┌────────

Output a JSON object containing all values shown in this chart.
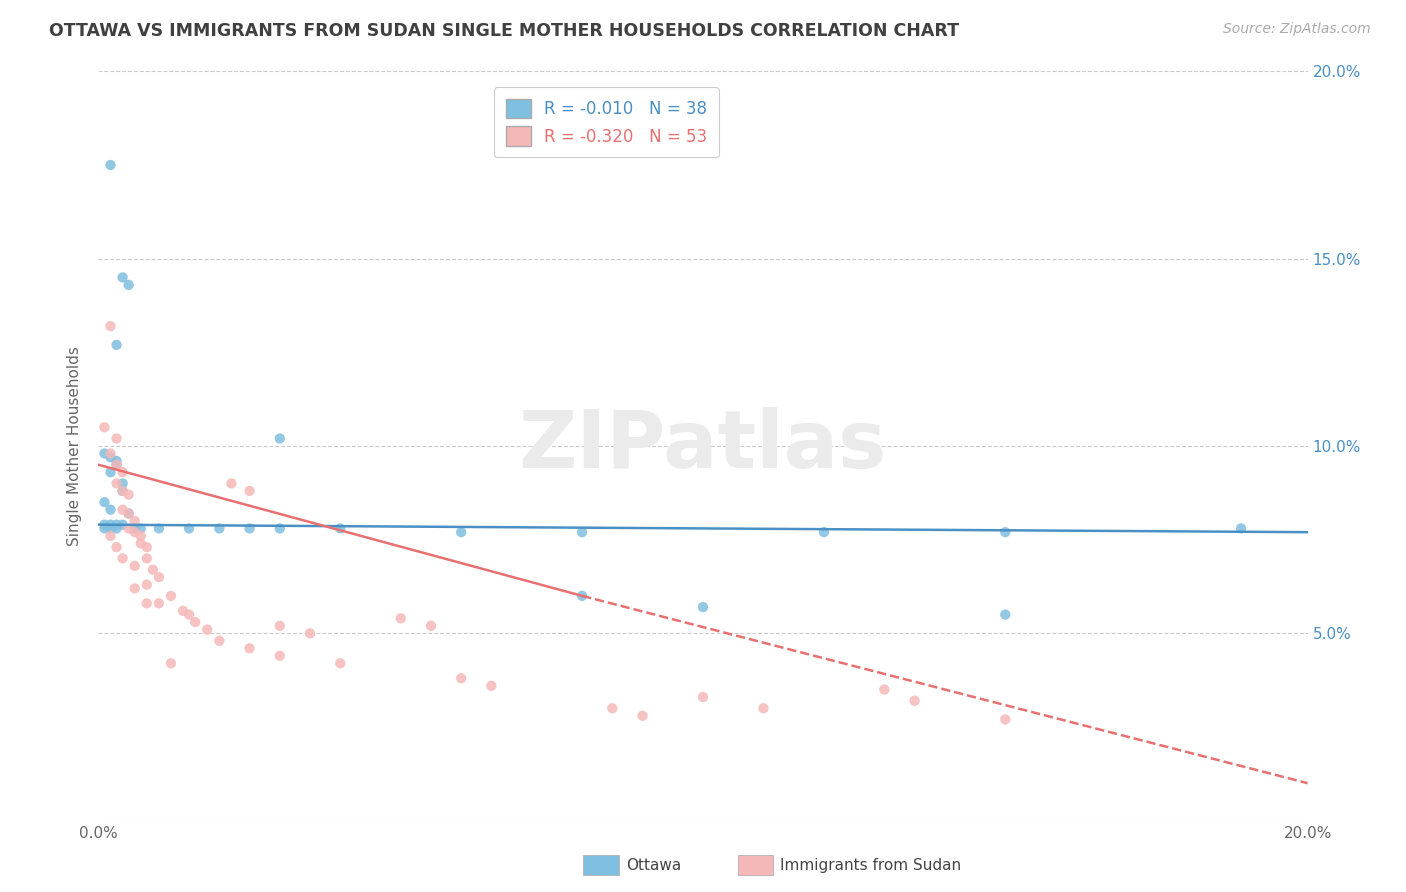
{
  "title": "OTTAWA VS IMMIGRANTS FROM SUDAN SINGLE MOTHER HOUSEHOLDS CORRELATION CHART",
  "source": "Source: ZipAtlas.com",
  "ylabel": "Single Mother Households",
  "legend_ottawa_label": "Ottawa",
  "legend_sudan_label": "Immigrants from Sudan",
  "legend_r_ottawa": "R = -0.010",
  "legend_n_ottawa": "N = 38",
  "legend_r_sudan": "R = -0.320",
  "legend_n_sudan": "N = 53",
  "xlim": [
    0.0,
    0.2
  ],
  "ylim": [
    0.0,
    0.2
  ],
  "yticks": [
    0.05,
    0.1,
    0.15,
    0.2
  ],
  "ytick_labels": [
    "5.0%",
    "10.0%",
    "15.0%",
    "20.0%"
  ],
  "xticks": [
    0.0,
    0.05,
    0.1,
    0.15,
    0.2
  ],
  "xtick_labels_show": [
    "0.0%",
    "20.0%"
  ],
  "watermark": "ZIPatlas",
  "blue_color": "#7fbfdf",
  "pink_color": "#f5b8b8",
  "blue_line_color": "#4a90c4",
  "pink_line_color": "#e87070",
  "title_color": "#404040",
  "source_color": "#999999",
  "ottawa_trendline": [
    0.0,
    0.2,
    0.079,
    0.077
  ],
  "sudan_trendline_solid": [
    0.0,
    0.08,
    0.095,
    0.06
  ],
  "sudan_trendline_dash": [
    0.08,
    0.2,
    0.06,
    0.01
  ],
  "ottawa_points": [
    [
      0.002,
      0.175
    ],
    [
      0.004,
      0.145
    ],
    [
      0.005,
      0.143
    ],
    [
      0.003,
      0.127
    ],
    [
      0.03,
      0.102
    ],
    [
      0.001,
      0.098
    ],
    [
      0.002,
      0.097
    ],
    [
      0.003,
      0.096
    ],
    [
      0.003,
      0.095
    ],
    [
      0.002,
      0.093
    ],
    [
      0.004,
      0.09
    ],
    [
      0.004,
      0.088
    ],
    [
      0.001,
      0.085
    ],
    [
      0.002,
      0.083
    ],
    [
      0.005,
      0.082
    ],
    [
      0.001,
      0.079
    ],
    [
      0.002,
      0.079
    ],
    [
      0.003,
      0.079
    ],
    [
      0.004,
      0.079
    ],
    [
      0.001,
      0.078
    ],
    [
      0.002,
      0.078
    ],
    [
      0.003,
      0.078
    ],
    [
      0.006,
      0.078
    ],
    [
      0.007,
      0.078
    ],
    [
      0.01,
      0.078
    ],
    [
      0.015,
      0.078
    ],
    [
      0.02,
      0.078
    ],
    [
      0.025,
      0.078
    ],
    [
      0.03,
      0.078
    ],
    [
      0.04,
      0.078
    ],
    [
      0.06,
      0.077
    ],
    [
      0.08,
      0.077
    ],
    [
      0.12,
      0.077
    ],
    [
      0.15,
      0.077
    ],
    [
      0.08,
      0.06
    ],
    [
      0.1,
      0.057
    ],
    [
      0.15,
      0.055
    ],
    [
      0.189,
      0.078
    ]
  ],
  "sudan_points": [
    [
      0.001,
      0.105
    ],
    [
      0.002,
      0.132
    ],
    [
      0.003,
      0.102
    ],
    [
      0.002,
      0.098
    ],
    [
      0.003,
      0.095
    ],
    [
      0.004,
      0.093
    ],
    [
      0.003,
      0.09
    ],
    [
      0.004,
      0.088
    ],
    [
      0.005,
      0.087
    ],
    [
      0.004,
      0.083
    ],
    [
      0.005,
      0.082
    ],
    [
      0.006,
      0.08
    ],
    [
      0.005,
      0.078
    ],
    [
      0.006,
      0.077
    ],
    [
      0.007,
      0.076
    ],
    [
      0.007,
      0.074
    ],
    [
      0.008,
      0.073
    ],
    [
      0.008,
      0.07
    ],
    [
      0.006,
      0.068
    ],
    [
      0.009,
      0.067
    ],
    [
      0.01,
      0.065
    ],
    [
      0.008,
      0.063
    ],
    [
      0.012,
      0.06
    ],
    [
      0.01,
      0.058
    ],
    [
      0.014,
      0.056
    ],
    [
      0.015,
      0.055
    ],
    [
      0.016,
      0.053
    ],
    [
      0.018,
      0.051
    ],
    [
      0.022,
      0.09
    ],
    [
      0.025,
      0.088
    ],
    [
      0.02,
      0.048
    ],
    [
      0.025,
      0.046
    ],
    [
      0.03,
      0.052
    ],
    [
      0.035,
      0.05
    ],
    [
      0.03,
      0.044
    ],
    [
      0.04,
      0.042
    ],
    [
      0.05,
      0.054
    ],
    [
      0.055,
      0.052
    ],
    [
      0.06,
      0.038
    ],
    [
      0.065,
      0.036
    ],
    [
      0.085,
      0.03
    ],
    [
      0.09,
      0.028
    ],
    [
      0.1,
      0.033
    ],
    [
      0.11,
      0.03
    ],
    [
      0.13,
      0.035
    ],
    [
      0.135,
      0.032
    ],
    [
      0.15,
      0.027
    ],
    [
      0.002,
      0.076
    ],
    [
      0.003,
      0.073
    ],
    [
      0.004,
      0.07
    ],
    [
      0.006,
      0.062
    ],
    [
      0.008,
      0.058
    ],
    [
      0.012,
      0.042
    ]
  ]
}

└────────

* TO DO *
Each entry shown above must be quoted exactly, with its pictures left out.

* RESPONSE *
Output a JSON object containing all values shown in this chart.
{
  "title": "OTTAWA VS IMMIGRANTS FROM SUDAN SINGLE MOTHER HOUSEHOLDS CORRELATION CHART",
  "source": "Source: ZipAtlas.com",
  "ylabel": "Single Mother Households",
  "legend_ottawa_label": "Ottawa",
  "legend_sudan_label": "Immigrants from Sudan",
  "legend_r_ottawa": "R = -0.010",
  "legend_n_ottawa": "N = 38",
  "legend_r_sudan": "R = -0.320",
  "legend_n_sudan": "N = 53",
  "xlim": [
    0.0,
    0.2
  ],
  "ylim": [
    0.0,
    0.2
  ],
  "yticks": [
    0.05,
    0.1,
    0.15,
    0.2
  ],
  "ytick_labels": [
    "5.0%",
    "10.0%",
    "15.0%",
    "20.0%"
  ],
  "xticks": [
    0.0,
    0.05,
    0.1,
    0.15,
    0.2
  ],
  "xtick_labels_show": [
    "0.0%",
    "20.0%"
  ],
  "watermark": "ZIPatlas",
  "blue_color": "#7fbfdf",
  "pink_color": "#f5b8b8",
  "blue_line_color": "#4a90c4",
  "pink_line_color": "#e87070",
  "title_color": "#404040",
  "source_color": "#999999",
  "ottawa_trendline": [
    0.0,
    0.2,
    0.079,
    0.077
  ],
  "sudan_trendline_solid": [
    0.0,
    0.08,
    0.095,
    0.06
  ],
  "sudan_trendline_dash": [
    0.08,
    0.2,
    0.06,
    0.01
  ],
  "ottawa_points": [
    [
      0.002,
      0.175
    ],
    [
      0.004,
      0.145
    ],
    [
      0.005,
      0.143
    ],
    [
      0.003,
      0.127
    ],
    [
      0.03,
      0.102
    ],
    [
      0.001,
      0.098
    ],
    [
      0.002,
      0.097
    ],
    [
      0.003,
      0.096
    ],
    [
      0.003,
      0.095
    ],
    [
      0.002,
      0.093
    ],
    [
      0.004,
      0.09
    ],
    [
      0.004,
      0.088
    ],
    [
      0.001,
      0.085
    ],
    [
      0.002,
      0.083
    ],
    [
      0.005,
      0.082
    ],
    [
      0.001,
      0.079
    ],
    [
      0.002,
      0.079
    ],
    [
      0.003,
      0.079
    ],
    [
      0.004,
      0.079
    ],
    [
      0.001,
      0.078
    ],
    [
      0.002,
      0.078
    ],
    [
      0.003,
      0.078
    ],
    [
      0.006,
      0.078
    ],
    [
      0.007,
      0.078
    ],
    [
      0.01,
      0.078
    ],
    [
      0.015,
      0.078
    ],
    [
      0.02,
      0.078
    ],
    [
      0.025,
      0.078
    ],
    [
      0.03,
      0.078
    ],
    [
      0.04,
      0.078
    ],
    [
      0.06,
      0.077
    ],
    [
      0.08,
      0.077
    ],
    [
      0.12,
      0.077
    ],
    [
      0.15,
      0.077
    ],
    [
      0.08,
      0.06
    ],
    [
      0.1,
      0.057
    ],
    [
      0.15,
      0.055
    ],
    [
      0.189,
      0.078
    ]
  ],
  "sudan_points": [
    [
      0.001,
      0.105
    ],
    [
      0.002,
      0.132
    ],
    [
      0.003,
      0.102
    ],
    [
      0.002,
      0.098
    ],
    [
      0.003,
      0.095
    ],
    [
      0.004,
      0.093
    ],
    [
      0.003,
      0.09
    ],
    [
      0.004,
      0.088
    ],
    [
      0.005,
      0.087
    ],
    [
      0.004,
      0.083
    ],
    [
      0.005,
      0.082
    ],
    [
      0.006,
      0.08
    ],
    [
      0.005,
      0.078
    ],
    [
      0.006,
      0.077
    ],
    [
      0.007,
      0.076
    ],
    [
      0.007,
      0.074
    ],
    [
      0.008,
      0.073
    ],
    [
      0.008,
      0.07
    ],
    [
      0.006,
      0.068
    ],
    [
      0.009,
      0.067
    ],
    [
      0.01,
      0.065
    ],
    [
      0.008,
      0.063
    ],
    [
      0.012,
      0.06
    ],
    [
      0.01,
      0.058
    ],
    [
      0.014,
      0.056
    ],
    [
      0.015,
      0.055
    ],
    [
      0.016,
      0.053
    ],
    [
      0.018,
      0.051
    ],
    [
      0.022,
      0.09
    ],
    [
      0.025,
      0.088
    ],
    [
      0.02,
      0.048
    ],
    [
      0.025,
      0.046
    ],
    [
      0.03,
      0.052
    ],
    [
      0.035,
      0.05
    ],
    [
      0.03,
      0.044
    ],
    [
      0.04,
      0.042
    ],
    [
      0.05,
      0.054
    ],
    [
      0.055,
      0.052
    ],
    [
      0.06,
      0.038
    ],
    [
      0.065,
      0.036
    ],
    [
      0.085,
      0.03
    ],
    [
      0.09,
      0.028
    ],
    [
      0.1,
      0.033
    ],
    [
      0.11,
      0.03
    ],
    [
      0.13,
      0.035
    ],
    [
      0.135,
      0.032
    ],
    [
      0.15,
      0.027
    ],
    [
      0.002,
      0.076
    ],
    [
      0.003,
      0.073
    ],
    [
      0.004,
      0.07
    ],
    [
      0.006,
      0.062
    ],
    [
      0.008,
      0.058
    ],
    [
      0.012,
      0.042
    ]
  ]
}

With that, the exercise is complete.